** START DATA TO USE **

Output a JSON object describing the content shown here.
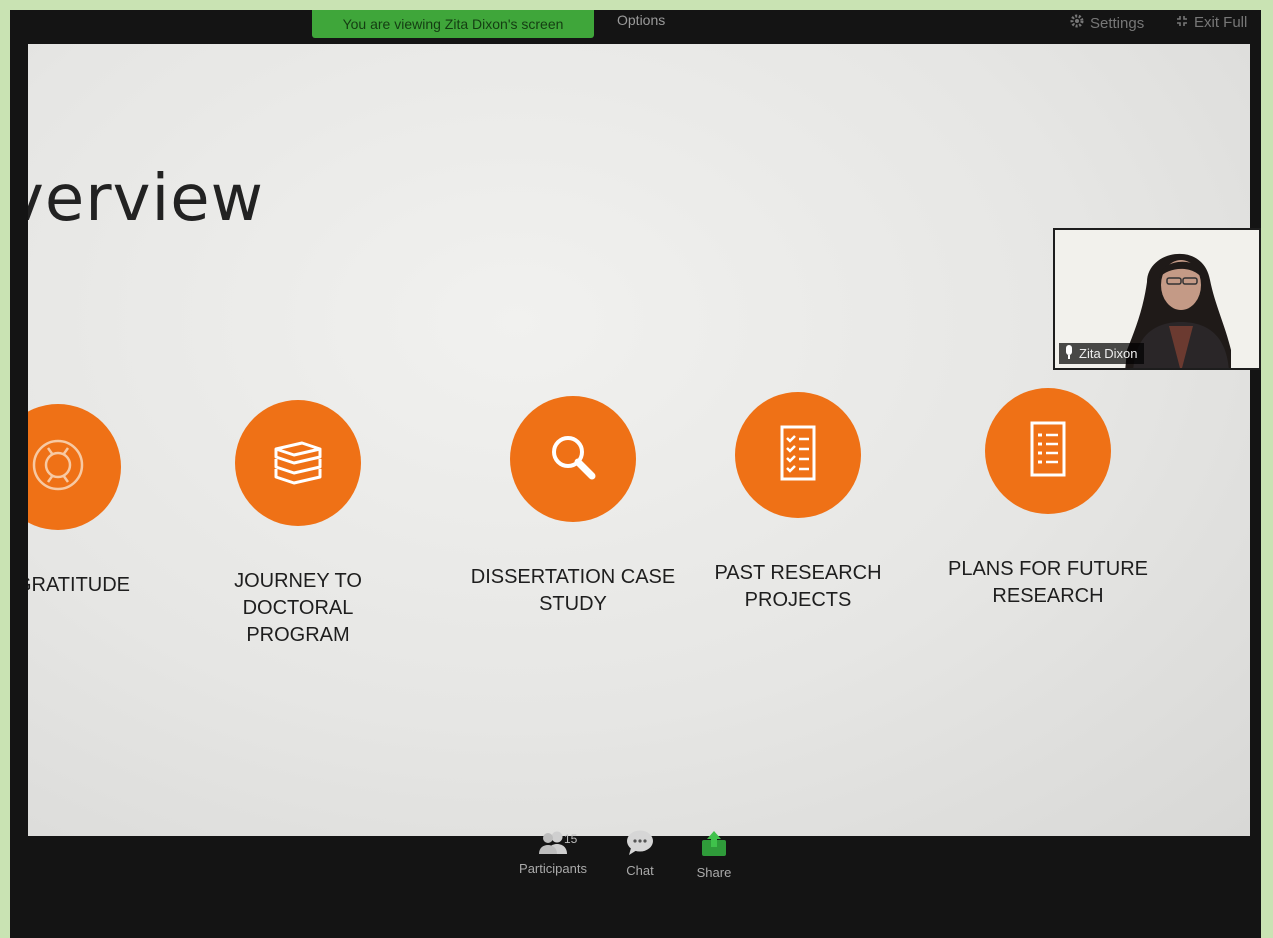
{
  "top_bar": {
    "viewing_banner": "You are viewing Zita Dixon's screen",
    "options_label": "Options",
    "settings_label": "Settings",
    "exit_label": "Exit Full"
  },
  "slide": {
    "title": "verview",
    "items": [
      {
        "label": "GRATITUDE",
        "icon": "lifebuoy-icon"
      },
      {
        "label": "JOURNEY TO DOCTORAL PROGRAM",
        "icon": "books-icon"
      },
      {
        "label": "DISSERTATION CASE STUDY",
        "icon": "magnifier-icon"
      },
      {
        "label": "PAST RESEARCH PROJECTS",
        "icon": "checklist-icon"
      },
      {
        "label": "PLANS FOR FUTURE RESEARCH",
        "icon": "list-document-icon"
      }
    ],
    "accent_color": "#ef7116"
  },
  "video": {
    "participant_name": "Zita Dixon"
  },
  "toolbar": {
    "participants_label": "Participants",
    "participants_count": "15",
    "chat_label": "Chat",
    "share_label": "Share"
  }
}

** END DATA TO USE **

WORK TO DO :: Leave the pictures out, and transcribe each of the records exactly.

ANSWER ::
Output a JSON object describing the content shown here.
{
  "top_bar": {
    "viewing_banner": "You are viewing Zita Dixon's screen",
    "options_label": "Options",
    "settings_label": "Settings",
    "exit_label": "Exit Full"
  },
  "slide": {
    "title": "verview",
    "items": [
      {
        "label": "GRATITUDE",
        "icon": "lifebuoy-icon"
      },
      {
        "label": "JOURNEY TO DOCTORAL PROGRAM",
        "icon": "books-icon"
      },
      {
        "label": "DISSERTATION CASE STUDY",
        "icon": "magnifier-icon"
      },
      {
        "label": "PAST RESEARCH PROJECTS",
        "icon": "checklist-icon"
      },
      {
        "label": "PLANS FOR FUTURE RESEARCH",
        "icon": "list-document-icon"
      }
    ],
    "accent_color": "#ef7116"
  },
  "video": {
    "participant_name": "Zita Dixon"
  },
  "toolbar": {
    "participants_label": "Participants",
    "participants_count": "15",
    "chat_label": "Chat",
    "share_label": "Share"
  }
}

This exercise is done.